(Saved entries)
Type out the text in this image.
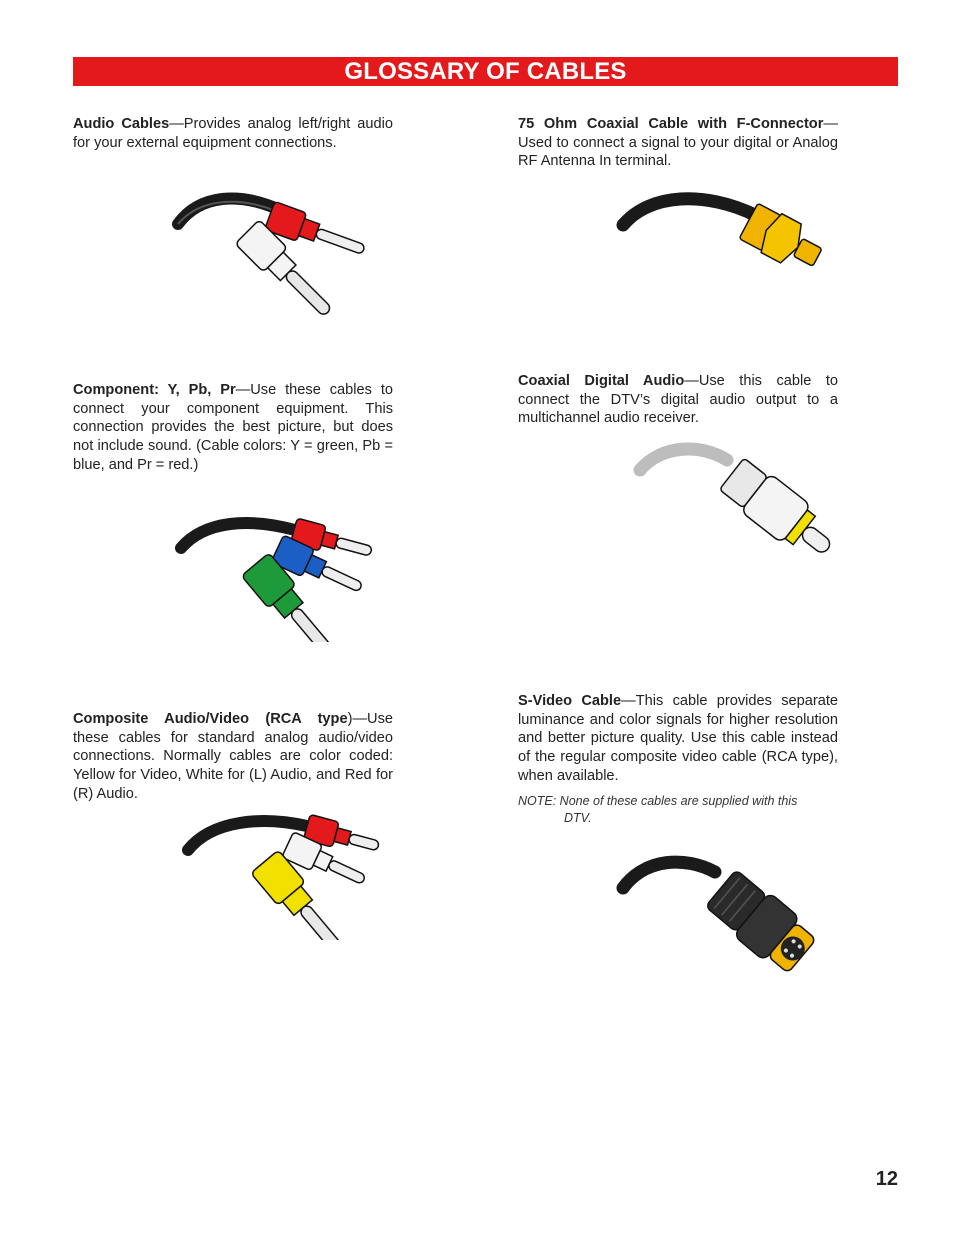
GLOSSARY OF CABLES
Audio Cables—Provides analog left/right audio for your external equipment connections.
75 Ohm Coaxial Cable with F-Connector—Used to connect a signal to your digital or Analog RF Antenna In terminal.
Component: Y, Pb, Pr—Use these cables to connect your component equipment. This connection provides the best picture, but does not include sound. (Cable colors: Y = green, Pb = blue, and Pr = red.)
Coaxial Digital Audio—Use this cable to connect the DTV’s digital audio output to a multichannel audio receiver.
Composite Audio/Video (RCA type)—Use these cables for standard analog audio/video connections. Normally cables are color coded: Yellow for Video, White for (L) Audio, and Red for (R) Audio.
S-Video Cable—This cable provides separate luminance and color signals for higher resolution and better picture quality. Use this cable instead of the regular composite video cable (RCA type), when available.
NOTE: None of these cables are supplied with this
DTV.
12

_Task_
Output all of the entries verbatim, leaving out any images.

_Answer to this problem_
Type out the text in this image.
GLOSSARY OF CABLES
Audio Cables—Provides analog left/right audio for your external equipment connections.
75 Ohm Coaxial Cable with F-Connector—Used to connect a signal to your digital or Analog RF Antenna In terminal.
Component: Y, Pb, Pr—Use these cables to connect your component equipment. This connection provides the best picture, but does not include sound. (Cable colors: Y = green, Pb = blue, and Pr = red.)
Coaxial Digital Audio—Use this cable to connect the DTV’s digital audio output to a multichannel audio receiver.
Composite Audio/Video (RCA type)—Use these cables for standard analog audio/video connections. Normally cables are color coded: Yellow for Video, White for (L) Audio, and Red for (R) Audio.
S-Video Cable—This cable provides separate luminance and color signals for higher resolution and better picture quality. Use this cable instead of the regular composite video cable (RCA type), when available.
NOTE: None of these cables are supplied with this
DTV.
12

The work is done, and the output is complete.